WORK TO DO: Set down the whole listing verbatim.
******
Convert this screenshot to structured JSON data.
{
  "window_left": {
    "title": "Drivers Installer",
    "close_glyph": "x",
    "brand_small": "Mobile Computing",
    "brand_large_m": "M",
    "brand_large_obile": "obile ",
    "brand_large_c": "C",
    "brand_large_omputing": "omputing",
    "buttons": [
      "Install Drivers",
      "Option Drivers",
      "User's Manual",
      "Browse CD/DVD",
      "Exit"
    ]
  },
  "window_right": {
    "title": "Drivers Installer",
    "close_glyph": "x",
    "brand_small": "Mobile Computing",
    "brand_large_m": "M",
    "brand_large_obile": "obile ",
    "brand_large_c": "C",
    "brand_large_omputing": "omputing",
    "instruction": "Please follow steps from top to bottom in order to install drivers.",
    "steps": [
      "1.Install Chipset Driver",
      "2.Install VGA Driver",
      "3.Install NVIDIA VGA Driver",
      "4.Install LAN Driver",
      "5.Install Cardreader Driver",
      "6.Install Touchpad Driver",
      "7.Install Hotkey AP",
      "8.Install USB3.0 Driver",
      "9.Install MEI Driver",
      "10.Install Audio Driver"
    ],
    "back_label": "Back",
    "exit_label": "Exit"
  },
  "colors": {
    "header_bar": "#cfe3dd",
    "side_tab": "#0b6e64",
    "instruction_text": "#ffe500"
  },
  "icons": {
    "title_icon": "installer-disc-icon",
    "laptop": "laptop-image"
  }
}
******
EXERCISE RESPONSE:
Convert this screenshot to structured JSON data.
{
  "window_left": {
    "title": "Drivers Installer",
    "close_glyph": "x",
    "brand_small": "Mobile Computing",
    "brand_large_m": "M",
    "brand_large_obile": "obile ",
    "brand_large_c": "C",
    "brand_large_omputing": "omputing",
    "buttons": [
      "Install Drivers",
      "Option Drivers",
      "User's Manual",
      "Browse CD/DVD",
      "Exit"
    ]
  },
  "window_right": {
    "title": "Drivers Installer",
    "close_glyph": "x",
    "brand_small": "Mobile Computing",
    "brand_large_m": "M",
    "brand_large_obile": "obile ",
    "brand_large_c": "C",
    "brand_large_omputing": "omputing",
    "instruction": "Please follow steps from top to bottom in order to install drivers.",
    "steps": [
      "1.Install Chipset Driver",
      "2.Install VGA Driver",
      "3.Install NVIDIA VGA Driver",
      "4.Install LAN Driver",
      "5.Install Cardreader Driver",
      "6.Install Touchpad Driver",
      "7.Install Hotkey AP",
      "8.Install USB3.0 Driver",
      "9.Install MEI Driver",
      "10.Install Audio Driver"
    ],
    "back_label": "Back",
    "exit_label": "Exit"
  },
  "colors": {
    "header_bar": "#cfe3dd",
    "side_tab": "#0b6e64",
    "instruction_text": "#ffe500"
  },
  "icons": {
    "title_icon": "installer-disc-icon",
    "laptop": "laptop-image"
  }
}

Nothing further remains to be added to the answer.